In the copy, include every entry exactly but none of the pictures.

++++ Data for the task

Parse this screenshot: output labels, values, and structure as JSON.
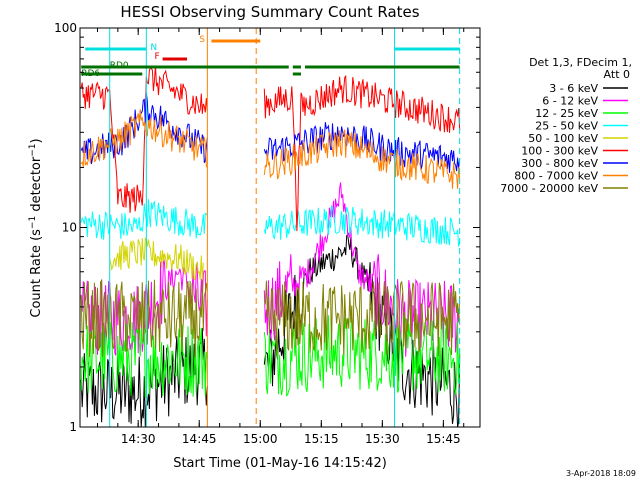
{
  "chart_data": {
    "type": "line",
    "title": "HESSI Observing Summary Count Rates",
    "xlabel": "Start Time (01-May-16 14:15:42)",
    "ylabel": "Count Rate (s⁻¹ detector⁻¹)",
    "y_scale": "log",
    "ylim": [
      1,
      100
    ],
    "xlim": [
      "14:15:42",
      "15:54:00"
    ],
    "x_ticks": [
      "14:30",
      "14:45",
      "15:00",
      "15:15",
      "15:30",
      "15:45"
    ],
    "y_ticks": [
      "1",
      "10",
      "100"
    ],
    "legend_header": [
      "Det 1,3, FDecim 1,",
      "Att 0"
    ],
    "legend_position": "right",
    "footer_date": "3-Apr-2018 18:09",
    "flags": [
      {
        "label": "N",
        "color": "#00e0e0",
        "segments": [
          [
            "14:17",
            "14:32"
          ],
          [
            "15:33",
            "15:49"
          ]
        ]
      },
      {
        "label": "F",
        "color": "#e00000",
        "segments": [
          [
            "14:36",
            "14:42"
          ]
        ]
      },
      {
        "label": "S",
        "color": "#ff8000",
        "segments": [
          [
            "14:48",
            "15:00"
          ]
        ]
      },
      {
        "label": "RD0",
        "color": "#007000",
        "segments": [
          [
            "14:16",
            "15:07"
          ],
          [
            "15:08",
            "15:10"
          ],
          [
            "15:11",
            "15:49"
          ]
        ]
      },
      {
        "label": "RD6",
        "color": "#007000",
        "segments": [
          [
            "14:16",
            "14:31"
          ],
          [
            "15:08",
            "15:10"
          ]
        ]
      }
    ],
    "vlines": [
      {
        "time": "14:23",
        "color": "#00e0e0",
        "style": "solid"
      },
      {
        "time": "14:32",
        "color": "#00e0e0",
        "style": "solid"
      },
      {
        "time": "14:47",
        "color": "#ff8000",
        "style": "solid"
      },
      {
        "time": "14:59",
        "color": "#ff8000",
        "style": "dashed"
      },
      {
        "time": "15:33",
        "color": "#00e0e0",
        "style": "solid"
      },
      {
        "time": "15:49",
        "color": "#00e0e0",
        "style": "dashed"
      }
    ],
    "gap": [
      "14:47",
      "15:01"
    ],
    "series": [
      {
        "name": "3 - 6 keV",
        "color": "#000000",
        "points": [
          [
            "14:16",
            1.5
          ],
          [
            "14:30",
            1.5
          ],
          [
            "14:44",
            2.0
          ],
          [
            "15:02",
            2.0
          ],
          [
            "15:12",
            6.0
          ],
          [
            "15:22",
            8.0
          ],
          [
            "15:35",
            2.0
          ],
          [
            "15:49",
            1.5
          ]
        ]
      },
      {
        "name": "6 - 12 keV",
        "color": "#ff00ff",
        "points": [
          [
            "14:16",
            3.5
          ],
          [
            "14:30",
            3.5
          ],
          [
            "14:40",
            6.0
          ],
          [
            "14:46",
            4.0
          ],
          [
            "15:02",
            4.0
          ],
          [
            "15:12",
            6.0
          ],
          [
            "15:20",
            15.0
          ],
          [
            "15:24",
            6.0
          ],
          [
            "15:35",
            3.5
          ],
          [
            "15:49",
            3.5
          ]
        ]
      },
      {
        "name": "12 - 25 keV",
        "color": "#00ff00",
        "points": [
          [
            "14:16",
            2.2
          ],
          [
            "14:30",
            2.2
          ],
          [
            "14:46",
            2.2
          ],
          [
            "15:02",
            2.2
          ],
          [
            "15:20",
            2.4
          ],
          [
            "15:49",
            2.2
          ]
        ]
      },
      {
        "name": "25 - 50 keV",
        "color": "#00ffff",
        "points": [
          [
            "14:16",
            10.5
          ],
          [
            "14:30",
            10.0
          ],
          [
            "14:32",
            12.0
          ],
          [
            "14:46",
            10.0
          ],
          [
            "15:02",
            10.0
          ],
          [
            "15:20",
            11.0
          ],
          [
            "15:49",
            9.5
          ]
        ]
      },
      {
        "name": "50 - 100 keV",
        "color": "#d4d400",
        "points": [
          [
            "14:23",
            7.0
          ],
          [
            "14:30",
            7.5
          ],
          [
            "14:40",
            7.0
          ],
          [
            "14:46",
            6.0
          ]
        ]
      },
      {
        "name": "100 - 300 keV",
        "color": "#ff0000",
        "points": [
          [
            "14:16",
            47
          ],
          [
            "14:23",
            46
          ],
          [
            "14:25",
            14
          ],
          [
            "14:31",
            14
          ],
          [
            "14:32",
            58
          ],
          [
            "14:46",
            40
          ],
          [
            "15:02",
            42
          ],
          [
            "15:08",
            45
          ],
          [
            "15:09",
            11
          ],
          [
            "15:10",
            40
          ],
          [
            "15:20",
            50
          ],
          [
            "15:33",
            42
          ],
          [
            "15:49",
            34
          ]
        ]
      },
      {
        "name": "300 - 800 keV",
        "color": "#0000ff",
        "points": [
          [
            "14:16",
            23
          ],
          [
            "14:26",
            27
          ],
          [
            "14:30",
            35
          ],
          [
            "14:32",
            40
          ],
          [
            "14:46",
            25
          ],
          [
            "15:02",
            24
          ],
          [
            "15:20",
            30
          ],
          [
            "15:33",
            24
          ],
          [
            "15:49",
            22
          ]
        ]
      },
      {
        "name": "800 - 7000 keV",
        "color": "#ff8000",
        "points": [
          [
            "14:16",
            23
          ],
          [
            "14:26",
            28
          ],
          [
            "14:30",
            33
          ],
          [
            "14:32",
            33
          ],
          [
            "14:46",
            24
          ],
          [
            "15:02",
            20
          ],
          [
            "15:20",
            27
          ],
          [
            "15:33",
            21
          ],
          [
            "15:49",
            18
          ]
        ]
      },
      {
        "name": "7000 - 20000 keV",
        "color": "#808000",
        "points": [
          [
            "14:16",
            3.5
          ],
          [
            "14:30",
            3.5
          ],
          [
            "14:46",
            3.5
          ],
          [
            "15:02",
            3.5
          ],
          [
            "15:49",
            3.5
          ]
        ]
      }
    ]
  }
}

++++++++

Full solution:
Parse this screenshot: output labels, values, and structure as JSON.
{
  "chart_data": {
    "type": "line",
    "title": "HESSI Observing Summary Count Rates",
    "xlabel": "Start Time (01-May-16 14:15:42)",
    "ylabel": "Count Rate (s⁻¹ detector⁻¹)",
    "y_scale": "log",
    "ylim": [
      1,
      100
    ],
    "xlim": [
      "14:15:42",
      "15:54:00"
    ],
    "x_ticks": [
      "14:30",
      "14:45",
      "15:00",
      "15:15",
      "15:30",
      "15:45"
    ],
    "y_ticks": [
      "1",
      "10",
      "100"
    ],
    "legend_header": [
      "Det 1,3, FDecim 1,",
      "Att 0"
    ],
    "legend_position": "right",
    "footer_date": "3-Apr-2018 18:09",
    "flags": [
      {
        "label": "N",
        "color": "#00e0e0",
        "segments": [
          [
            "14:17",
            "14:32"
          ],
          [
            "15:33",
            "15:49"
          ]
        ]
      },
      {
        "label": "F",
        "color": "#e00000",
        "segments": [
          [
            "14:36",
            "14:42"
          ]
        ]
      },
      {
        "label": "S",
        "color": "#ff8000",
        "segments": [
          [
            "14:48",
            "15:00"
          ]
        ]
      },
      {
        "label": "RD0",
        "color": "#007000",
        "segments": [
          [
            "14:16",
            "15:07"
          ],
          [
            "15:08",
            "15:10"
          ],
          [
            "15:11",
            "15:49"
          ]
        ]
      },
      {
        "label": "RD6",
        "color": "#007000",
        "segments": [
          [
            "14:16",
            "14:31"
          ],
          [
            "15:08",
            "15:10"
          ]
        ]
      }
    ],
    "vlines": [
      {
        "time": "14:23",
        "color": "#00e0e0",
        "style": "solid"
      },
      {
        "time": "14:32",
        "color": "#00e0e0",
        "style": "solid"
      },
      {
        "time": "14:47",
        "color": "#ff8000",
        "style": "solid"
      },
      {
        "time": "14:59",
        "color": "#ff8000",
        "style": "dashed"
      },
      {
        "time": "15:33",
        "color": "#00e0e0",
        "style": "solid"
      },
      {
        "time": "15:49",
        "color": "#00e0e0",
        "style": "dashed"
      }
    ],
    "gap": [
      "14:47",
      "15:01"
    ],
    "series": [
      {
        "name": "3 - 6 keV",
        "color": "#000000",
        "points": [
          [
            "14:16",
            1.5
          ],
          [
            "14:30",
            1.5
          ],
          [
            "14:44",
            2.0
          ],
          [
            "15:02",
            2.0
          ],
          [
            "15:12",
            6.0
          ],
          [
            "15:22",
            8.0
          ],
          [
            "15:35",
            2.0
          ],
          [
            "15:49",
            1.5
          ]
        ]
      },
      {
        "name": "6 - 12 keV",
        "color": "#ff00ff",
        "points": [
          [
            "14:16",
            3.5
          ],
          [
            "14:30",
            3.5
          ],
          [
            "14:40",
            6.0
          ],
          [
            "14:46",
            4.0
          ],
          [
            "15:02",
            4.0
          ],
          [
            "15:12",
            6.0
          ],
          [
            "15:20",
            15.0
          ],
          [
            "15:24",
            6.0
          ],
          [
            "15:35",
            3.5
          ],
          [
            "15:49",
            3.5
          ]
        ]
      },
      {
        "name": "12 - 25 keV",
        "color": "#00ff00",
        "points": [
          [
            "14:16",
            2.2
          ],
          [
            "14:30",
            2.2
          ],
          [
            "14:46",
            2.2
          ],
          [
            "15:02",
            2.2
          ],
          [
            "15:20",
            2.4
          ],
          [
            "15:49",
            2.2
          ]
        ]
      },
      {
        "name": "25 - 50 keV",
        "color": "#00ffff",
        "points": [
          [
            "14:16",
            10.5
          ],
          [
            "14:30",
            10.0
          ],
          [
            "14:32",
            12.0
          ],
          [
            "14:46",
            10.0
          ],
          [
            "15:02",
            10.0
          ],
          [
            "15:20",
            11.0
          ],
          [
            "15:49",
            9.5
          ]
        ]
      },
      {
        "name": "50 - 100 keV",
        "color": "#d4d400",
        "points": [
          [
            "14:23",
            7.0
          ],
          [
            "14:30",
            7.5
          ],
          [
            "14:40",
            7.0
          ],
          [
            "14:46",
            6.0
          ]
        ]
      },
      {
        "name": "100 - 300 keV",
        "color": "#ff0000",
        "points": [
          [
            "14:16",
            47
          ],
          [
            "14:23",
            46
          ],
          [
            "14:25",
            14
          ],
          [
            "14:31",
            14
          ],
          [
            "14:32",
            58
          ],
          [
            "14:46",
            40
          ],
          [
            "15:02",
            42
          ],
          [
            "15:08",
            45
          ],
          [
            "15:09",
            11
          ],
          [
            "15:10",
            40
          ],
          [
            "15:20",
            50
          ],
          [
            "15:33",
            42
          ],
          [
            "15:49",
            34
          ]
        ]
      },
      {
        "name": "300 - 800 keV",
        "color": "#0000ff",
        "points": [
          [
            "14:16",
            23
          ],
          [
            "14:26",
            27
          ],
          [
            "14:30",
            35
          ],
          [
            "14:32",
            40
          ],
          [
            "14:46",
            25
          ],
          [
            "15:02",
            24
          ],
          [
            "15:20",
            30
          ],
          [
            "15:33",
            24
          ],
          [
            "15:49",
            22
          ]
        ]
      },
      {
        "name": "800 - 7000 keV",
        "color": "#ff8000",
        "points": [
          [
            "14:16",
            23
          ],
          [
            "14:26",
            28
          ],
          [
            "14:30",
            33
          ],
          [
            "14:32",
            33
          ],
          [
            "14:46",
            24
          ],
          [
            "15:02",
            20
          ],
          [
            "15:20",
            27
          ],
          [
            "15:33",
            21
          ],
          [
            "15:49",
            18
          ]
        ]
      },
      {
        "name": "7000 - 20000 keV",
        "color": "#808000",
        "points": [
          [
            "14:16",
            3.5
          ],
          [
            "14:30",
            3.5
          ],
          [
            "14:46",
            3.5
          ],
          [
            "15:02",
            3.5
          ],
          [
            "15:49",
            3.5
          ]
        ]
      }
    ]
  }
}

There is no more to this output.